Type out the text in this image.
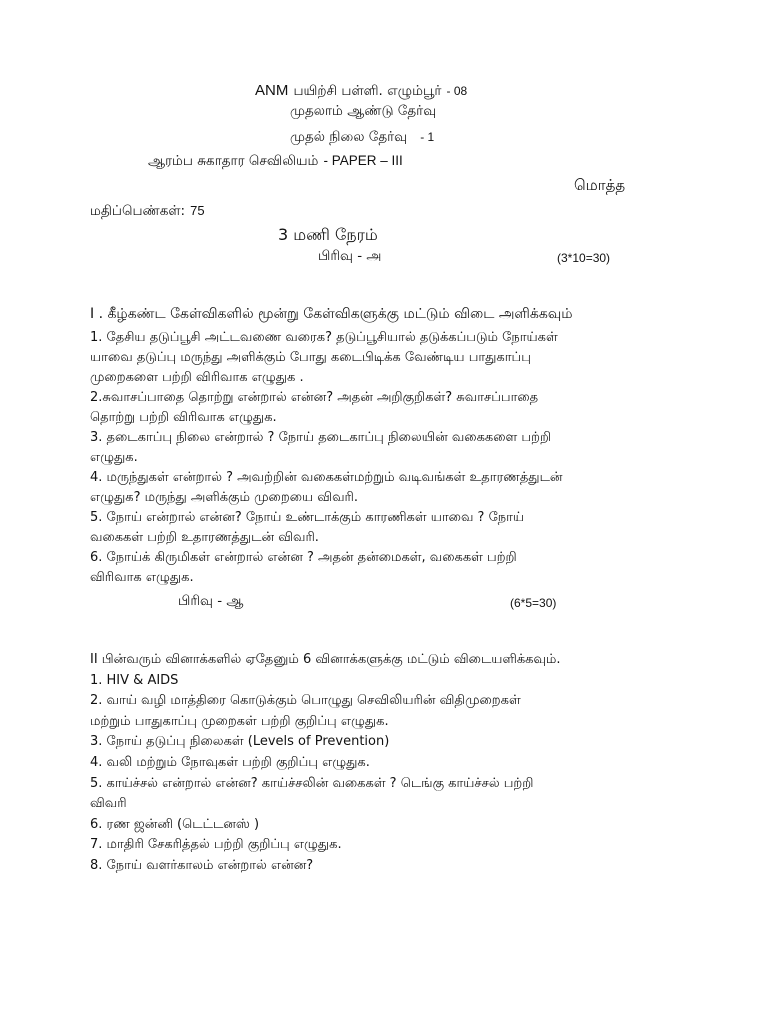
ANM பயிற்சி பள்ளி. எழும்பூர் - 08
முதலாம் ஆண்டு தேர்வு
முதல் நிலை தேர்வு - 1
ஆரம்ப சுகாதார செவிலியம் - PAPER – III
மொத்த
மதிப்பெண்கள்: 75
3 மணி நேரம்
பிரிவு - அ	(3*10=30)
I . கீழ்கண்ட கேள்விகளில் மூன்று கேள்விகளுக்கு மட்டும் விடை அளிக்கவும்
1. தேசிய தடுப்பூசி அட்டவணை வரைக? தடுப்பூசியால் தடுக்கப்படும் நோய்கள்
யாவை தடுப்பு மருந்து அளிக்கும் போது கடைபிடிக்க வேண்டிய பாதுகாப்பு
முறைகளை பற்றி விரிவாக எழுதுக .
2.சுவாசப்பாதை தொற்று என்றால் என்ன? அதன் அறிகுறிகள்? சுவாசப்பாதை
தொற்று பற்றி விரிவாக எழுதுக.
3. தடைகாப்பு நிலை என்றால் ? நோய் தடைகாப்பு நிலையின் வகைகளை பற்றி
எழுதுக.
4. மருந்துகள் என்றால் ? அவற்றின் வகைகள்மற்றும் வடிவங்கள் உதாரணத்துடன்
எழுதுக? மருந்து அளிக்கும் முறையை விவரி.
5. நோய் என்றால் என்ன? நோய் உண்டாக்கும் காரணிகள் யாவை ? நோய்
வகைகள் பற்றி உதாரணத்துடன் விவரி.
6. நோய்க் கிருமிகள் என்றால் என்ன ? அதன் தன்மைகள், வகைகள் பற்றி
விரிவாக எழுதுக.
பிரிவு - ஆ	(6*5=30)
II பின்வரும் வினாக்களில் ஏதேனும் 6 வினாக்களுக்கு மட்டும் விடையளிக்கவும்.
1. HIV & AIDS
2. வாய் வழி மாத்திரை கொடுக்கும் பொழுது செவிலியரின் விதிமுறைகள்
மற்றும் பாதுகாப்பு முறைகள் பற்றி குறிப்பு எழுதுக.
3. நோய் தடுப்பு நிலைகள் (Levels of Prevention)
4. வலி மற்றும் நோவுகள் பற்றி குறிப்பு எழுதுக.
5. காய்ச்சல் என்றால் என்ன? காய்ச்சலின் வகைகள் ? டெங்கு காய்ச்சல் பற்றி
விவரி
6. ரண ஜன்னி (டெட்டனஸ் )
7. மாதிரி சேகரித்தல் பற்றி குறிப்பு எழுதுக.
8. நோய் வளர்காலம் என்றால் என்ன?
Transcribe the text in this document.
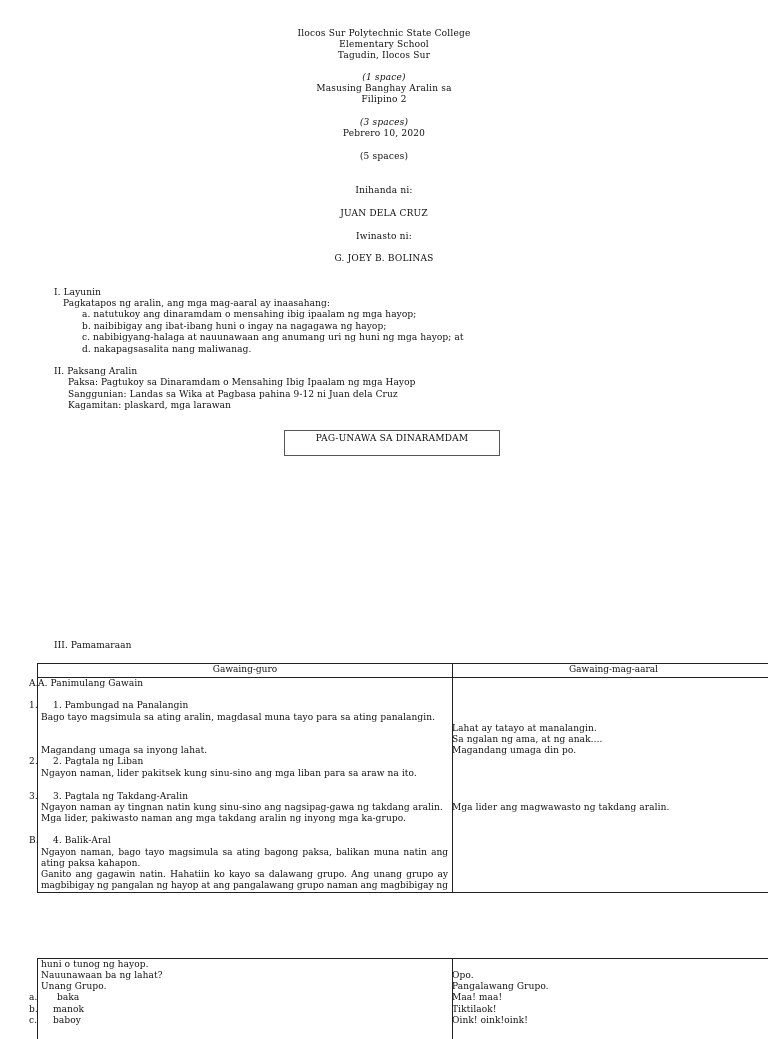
Ilocos Sur Polytechnic State College
Elementary School
Tagudin, Ilocos Sur
(1 space)
Masusing Banghay Aralin sa
Filipino 2
(3 spaces)
Pebrero 10, 2020
(5 spaces)
Inihanda ni:
JUAN DELA CRUZ
Iwinasto ni:
G. JOEY B. BOLINAS
I. Layunin
Pagkatapos ng aralin, ang mga mag-aaral ay inaasahang:
a. natutukoy ang dinaramdam o mensahing ibig ipaalam ng mga hayop;
b. naibibigay ang ibat-ibang huni o ingay na nagagawa ng hayop;
c. nabibigyang-halaga at nauunawaan ang anumang uri ng huni ng mga hayop; at
d. nakapagsasalita nang maliwanag.
II. Paksang Aralin
Paksa: Pagtukoy sa Dinaramdam o Mensahing Ibig Ipaalam ng mga Hayop
Sanggunian: Landas sa Wika at Pagbasa pahina 9-12 ni Juan dela Cruz
Kagamitan: plaskard, mga larawan
PAG-UNAWA SA DINARAMDAM
III. Pamamaraan
Gawaing-guro	Gawaing-mag-aaral
A.
1.
2.
3.
B.
A. Panimulang Gawain
1. Pambungad na Panalangin
Bago tayo magsimula sa ating aralin, magdasal muna tayo para sa ating panalangin.
Magandang umaga sa inyong lahat.
2. Pagtala ng Liban
Ngayon naman, lider pakitsek kung sinu-sino ang mga liban para sa araw na ito.
3. Pagtala ng Takdang-Aralin
Ngayon naman ay tingnan natin kung sinu-sino ang nagsipag-gawa ng takdang aralin.
Mga lider, pakiwasto naman ang mga takdang aralin ng inyong mga ka-grupo.
4. Balik-Aral
Ngayon naman, bago tayo magsimula sa ating bagong paksa, balikan muna natin ang
ating paksa kahapon.
Ganito ang gagawin natin. Hahatiin ko kayo sa dalawang grupo. Ang unang grupo ay
magbibigay ng pangalan ng hayop at ang pangalawang grupo naman ang magbibigay ng
Lahat ay tatayo at manalangin.
Sa ngalan ng ama, at ng anak....
Magandang umaga din po.
Mga lider ang magwawasto ng takdang aralin.
a.
b.
c.
huni o tunog ng hayop.
Nauunawaan ba ng lahat?
Unang Grupo.
baka
manok
baboy
Opo.
Pangalawang Grupo.
Maa! maa!
Tiktilaok!
Oink! oink!oink!
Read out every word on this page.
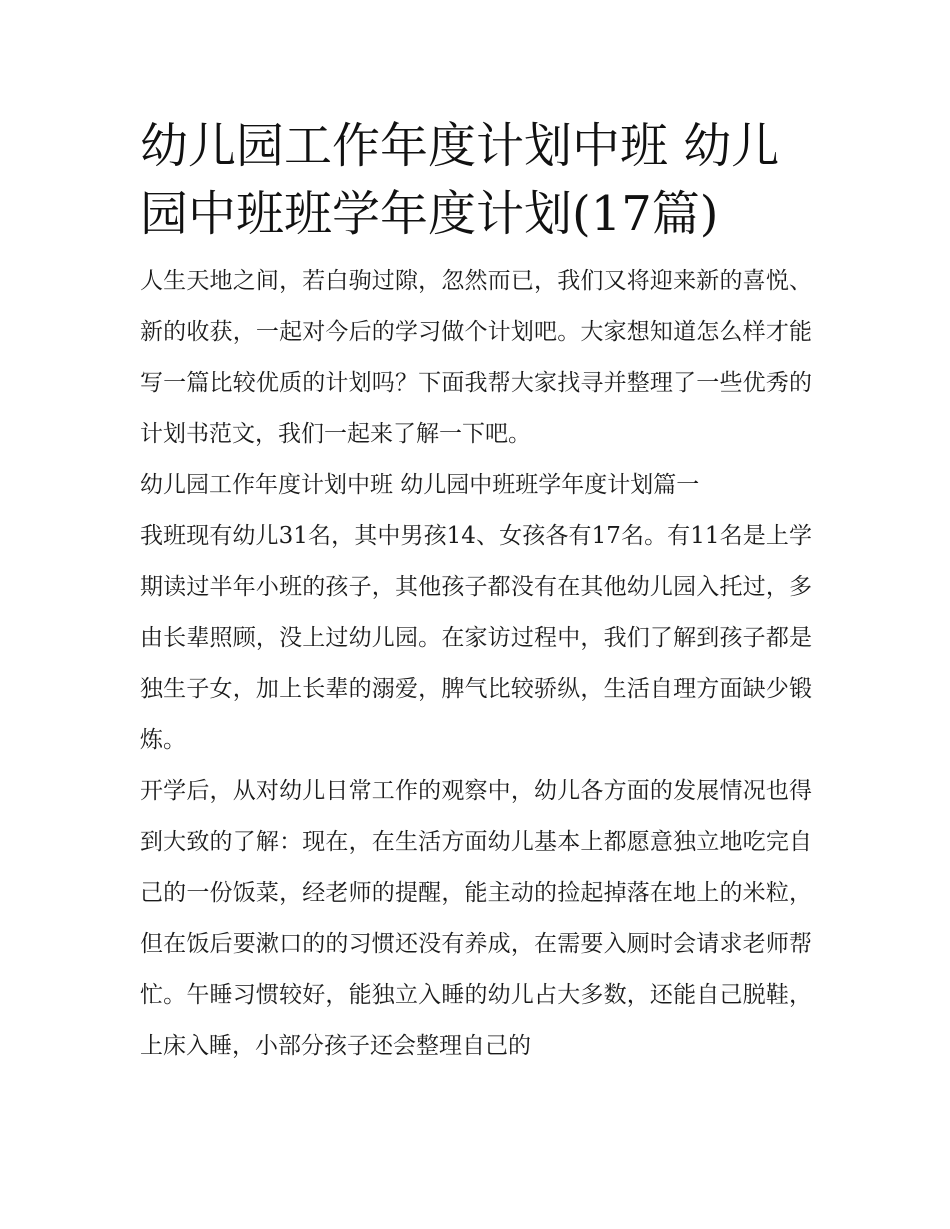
幼儿园工作年度计划中班 幼儿园中班班学年度计划(17篇)

人生天地之间，若白驹过隙，忽然而已，我们又将迎来新的喜悦、新的收获，一起对今后的学习做个计划吧。大家想知道怎么样才能写一篇比较优质的计划吗？下面我帮大家找寻并整理了一些优秀的计划书范文，我们一起来了解一下吧。

幼儿园工作年度计划中班 幼儿园中班班学年度计划篇一

我班现有幼儿31名，其中男孩14、女孩各有17名。有11名是上学期读过半年小班的孩子，其他孩子都没有在其他幼儿园入托过，多由长辈照顾，没上过幼儿园。在家访过程中，我们了解到孩子都是独生子女，加上长辈的溺爱，脾气比较骄纵，生活自理方面缺少锻炼。

开学后，从对幼儿日常工作的观察中，幼儿各方面的发展情况也得到大致的了解：现在，在生活方面幼儿基本上都愿意独立地吃完自己的一份饭菜，经老师的提醒，能主动的捡起掉落在地上的米粒，但在饭后要漱口的的习惯还没有养成，在需要入厕时会请求老师帮忙。午睡习惯较好，能独立入睡的幼儿占大多数，还能自己脱鞋，上床入睡，小部分孩子还会整理自己的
= = = = = = =
Given exercise: Extract all the entries word for word; omit any pictures.

Task response:
Type out the text in this image.
ANM பயிற்சி பள்ளி. எழும்பூர் - 08
முதலாம் ஆண்டு தேர்வு
முதல் நிலை தேர்வு - 1
ஆரம்ப சுகாதார செவிலியம் - PAPER – III
மொத்த
மதிப்பெண்கள்: 75
3 மணி நேரம்
பிரிவு - அ	(3*10=30)
I . கீழ்கண்ட கேள்விகளில் மூன்று கேள்விகளுக்கு மட்டும் விடை அளிக்கவும்
1. தேசிய தடுப்பூசி அட்டவணை வரைக? தடுப்பூசியால் தடுக்கப்படும் நோய்கள்
யாவை தடுப்பு மருந்து அளிக்கும் போது கடைபிடிக்க வேண்டிய பாதுகாப்பு
முறைகளை பற்றி விரிவாக எழுதுக .
2.சுவாசப்பாதை தொற்று என்றால் என்ன? அதன் அறிகுறிகள்? சுவாசப்பாதை
தொற்று பற்றி விரிவாக எழுதுக.
3. தடைகாப்பு நிலை என்றால் ? நோய் தடைகாப்பு நிலையின் வகைகளை பற்றி
எழுதுக.
4. மருந்துகள் என்றால் ? அவற்றின் வகைகள்மற்றும் வடிவங்கள் உதாரணத்துடன்
எழுதுக? மருந்து அளிக்கும் முறையை விவரி.
5. நோய் என்றால் என்ன? நோய் உண்டாக்கும் காரணிகள் யாவை ? நோய்
வகைகள் பற்றி உதாரணத்துடன் விவரி.
6. நோய்க் கிருமிகள் என்றால் என்ன ? அதன் தன்மைகள், வகைகள் பற்றி
விரிவாக எழுதுக.
பிரிவு - ஆ	(6*5=30)
II பின்வரும் வினாக்களில் ஏதேனும் 6 வினாக்களுக்கு மட்டும் விடையளிக்கவும்.
1. HIV & AIDS
2. வாய் வழி மாத்திரை கொடுக்கும் பொழுது செவிலியரின் விதிமுறைகள்
மற்றும் பாதுகாப்பு முறைகள் பற்றி குறிப்பு எழுதுக.
3. நோய் தடுப்பு நிலைகள் (Levels of Prevention)
4. வலி மற்றும் நோவுகள் பற்றி குறிப்பு எழுதுக.
5. காய்ச்சல் என்றால் என்ன? காய்ச்சலின் வகைகள் ? டெங்கு காய்ச்சல் பற்றி
விவரி
6. ரண ஜன்னி (டெட்டனஸ் )
7. மாதிரி சேகரித்தல் பற்றி குறிப்பு எழுதுக.
8. நோய் வளர்காலம் என்றால் என்ன?
Transcribe the text in this document.
Ilocos Sur Polytechnic State College
Elementary School
Tagudin, Ilocos Sur
(1 space)
Masusing Banghay Aralin sa
Filipino 2
(3 spaces)
Pebrero 10, 2020
(5 spaces)
Inihanda ni:
JUAN DELA CRUZ
Iwinasto ni:
G. JOEY B. BOLINAS
I. Layunin
Pagkatapos ng aralin, ang mga mag-aaral ay inaasahang:
a. natutukoy ang dinaramdam o mensahing ibig ipaalam ng mga hayop;
b. naibibigay ang ibat-ibang huni o ingay na nagagawa ng hayop;
c. nabibigyang-halaga at nauunawaan ang anumang uri ng huni ng mga hayop; at
d. nakapagsasalita nang maliwanag.
II. Paksang Aralin
Paksa: Pagtukoy sa Dinaramdam o Mensahing Ibig Ipaalam ng mga Hayop
Sanggunian: Landas sa Wika at Pagbasa pahina 9-12 ni Juan dela Cruz
Kagamitan: plaskard, mga larawan
PAG-UNAWA SA DINARAMDAM
III. Pamamaraan
Gawaing-guro	Gawaing-mag-aaral
A.
1.
2.
3.
B.
A. Panimulang Gawain
1. Pambungad na Panalangin
Bago tayo magsimula sa ating aralin, magdasal muna tayo para sa ating panalangin.
Magandang umaga sa inyong lahat.
2. Pagtala ng Liban
Ngayon naman, lider pakitsek kung sinu-sino ang mga liban para sa araw na ito.
3. Pagtala ng Takdang-Aralin
Ngayon naman ay tingnan natin kung sinu-sino ang nagsipag-gawa ng takdang aralin.
Mga lider, pakiwasto naman ang mga takdang aralin ng inyong mga ka-grupo.
4. Balik-Aral
Ngayon naman, bago tayo magsimula sa ating bagong paksa, balikan muna natin ang
ating paksa kahapon.
Ganito ang gagawin natin. Hahatiin ko kayo sa dalawang grupo. Ang unang grupo ay
magbibigay ng pangalan ng hayop at ang pangalawang grupo naman ang magbibigay ng
Lahat ay tatayo at manalangin.
Sa ngalan ng ama, at ng anak....
Magandang umaga din po.
Mga lider ang magwawasto ng takdang aralin.
a.
b.
c.
huni o tunog ng hayop.
Nauunawaan ba ng lahat?
Unang Grupo.
baka
manok
baboy
Opo.
Pangalawang Grupo.
Maa! maa!
Tiktilaok!
Oink! oink!oink!
Read out every word on this page.
幼儿园工作年度计划中班 幼儿园中班班学年度计划(17篇)

人生天地之间，若白驹过隙，忽然而已，我们又将迎来新的喜悦、新的收获，一起对今后的学习做个计划吧。大家想知道怎么样才能写一篇比较优质的计划吗？下面我帮大家找寻并整理了一些优秀的计划书范文，我们一起来了解一下吧。

幼儿园工作年度计划中班 幼儿园中班班学年度计划篇一

我班现有幼儿31名，其中男孩14、女孩各有17名。有11名是上学期读过半年小班的孩子，其他孩子都没有在其他幼儿园入托过，多由长辈照顾，没上过幼儿园。在家访过程中，我们了解到孩子都是独生子女，加上长辈的溺爱，脾气比较骄纵，生活自理方面缺少锻炼。

开学后，从对幼儿日常工作的观察中，幼儿各方面的发展情况也得到大致的了解：现在，在生活方面幼儿基本上都愿意独立地吃完自己的一份饭菜，经老师的提醒，能主动的捡起掉落在地上的米粒，但在饭后要漱口的的习惯还没有养成，在需要入厕时会请求老师帮忙。午睡习惯较好，能独立入睡的幼儿占大多数，还能自己脱鞋，上床入睡，小部分孩子还会整理自己的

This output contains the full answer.